*Quellenauszug*.
= = = =

Innenminister Boris Pistorius bei der HNA: "Polizeiaufstockung wichtiges Ziel"

Northeim. Eine deutliche Personalaufstockung bei der Polizei in Niedersachsen: Das ist eines der wichtigsten Ziele, das Innenminister Boris Pistorius (SPD) derzeit verfolgt.
Das sagte er am Mittwoch bei einem Gespräch in der Northeimer HNA-Redaktion. Und sein Kabinett sei auch schon aktiv geworden: Bis 2018 sollen gut 500 Anwärter mehr für den Vollzugsdienst eingestellt werden, außerdem fast 500 Stellen mehr im Bereich Verwaltung. „Das ist die höchste Zahl an Polizeianwärtern, die es bislang im Land gab“, sagte Pistorius.

= = = =

*Bereitgestelltes Material*.

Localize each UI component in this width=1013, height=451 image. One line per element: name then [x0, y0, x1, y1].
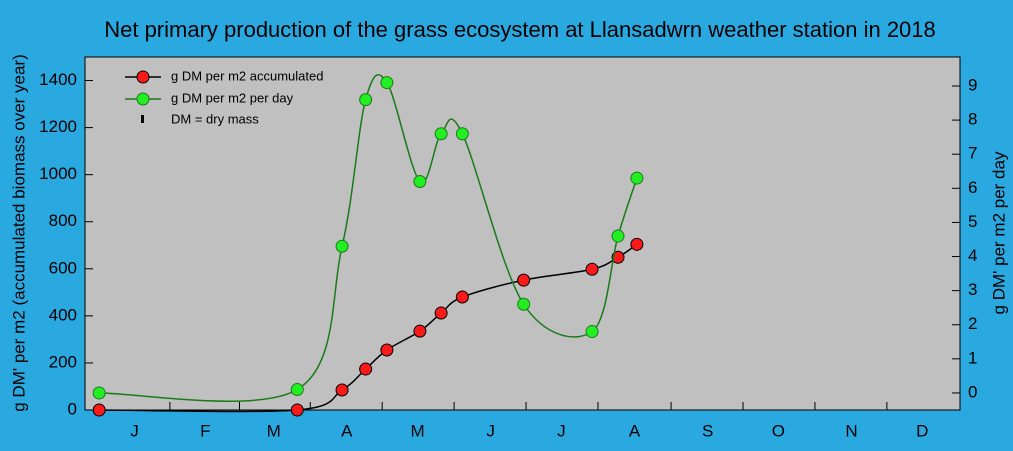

= = = =

*Aufgabenstellung*. Schreibe aus dem Artikel über Innenminister Pistorius den Abschnitt zwischen „Northeim. Eine deutliche“ und „(SPD) derzeit verfolgt.“ einschließlich ab und ersetze darin „deutliche“ durch „spürbare“.

*Ergebnis*.
Northeim. Eine spürbare Personalaufstockung bei der Polizei in Niedersachsen: Das ist eines der wichtigsten Ziele, das Innenminister Boris Pistorius (SPD) derzeit verfolgt.